═══ Recorded data ═══
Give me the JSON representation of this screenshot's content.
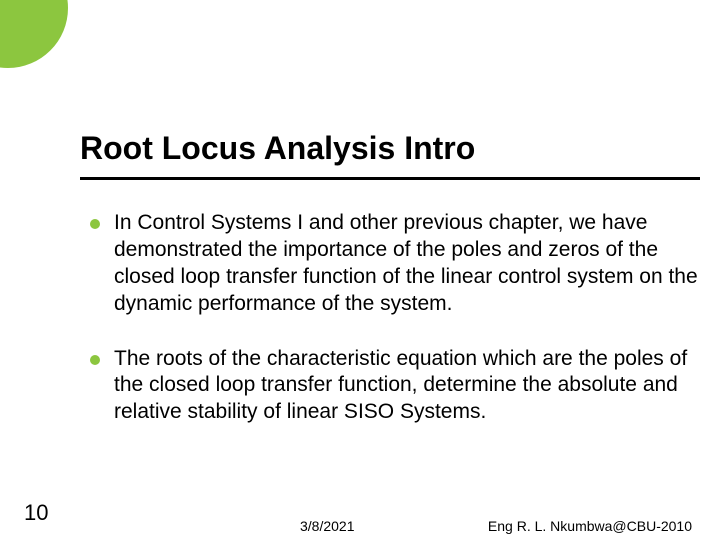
{
  "accent_color": "#8cc63f",
  "underline_color": "#000000",
  "background_color": "#ffffff",
  "text_color": "#000000",
  "title": "Root Locus Analysis Intro",
  "title_fontsize": 32,
  "body_fontsize": 21,
  "bullets": [
    "In Control Systems I and other previous chapter, we have demonstrated the importance of the poles and zeros of the closed loop transfer function of the linear control system on the dynamic performance of the system.",
    "The roots of the characteristic equation which are the poles of the closed loop transfer function, determine the absolute and relative stability of linear SISO Systems."
  ],
  "slide_number": "10",
  "footer": {
    "date": "3/8/2021",
    "author": "Eng R. L. Nkumbwa@CBU-2010"
  }
}
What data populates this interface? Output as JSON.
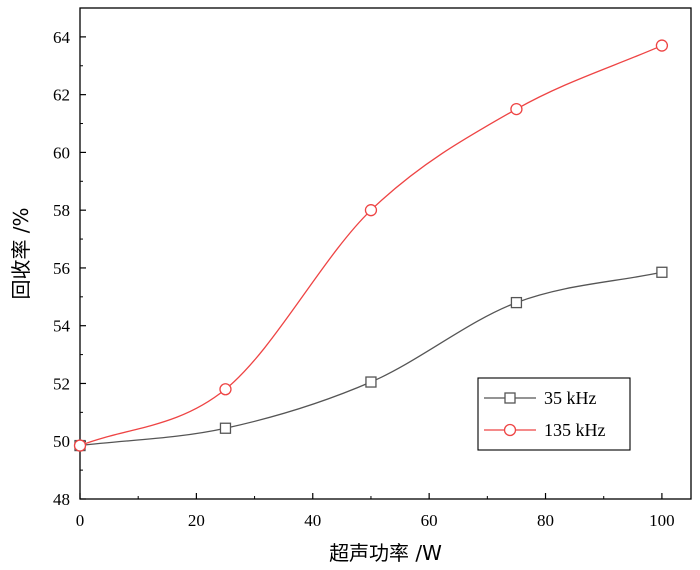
═══
Exercise prompt:
Print all the records again exactly; do not include any picture.

Task response:
Give me the JSON representation of this screenshot's content.
{
  "accent_color": "#8cc63f",
  "underline_color": "#000000",
  "background_color": "#ffffff",
  "text_color": "#000000",
  "title": "Root Locus Analysis Intro",
  "title_fontsize": 32,
  "body_fontsize": 21,
  "bullets": [
    "In Control Systems I and other previous chapter, we have demonstrated the importance of the poles and zeros of the closed loop transfer function of the linear control system on the dynamic performance of the system.",
    "The roots of the characteristic equation which are the poles of the closed loop transfer function, determine the absolute and relative stability of linear SISO Systems."
  ],
  "slide_number": "10",
  "footer": {
    "date": "3/8/2021",
    "author": "Eng R. L. Nkumbwa@CBU-2010"
  }
}
What data populates this interface? Output as JSON.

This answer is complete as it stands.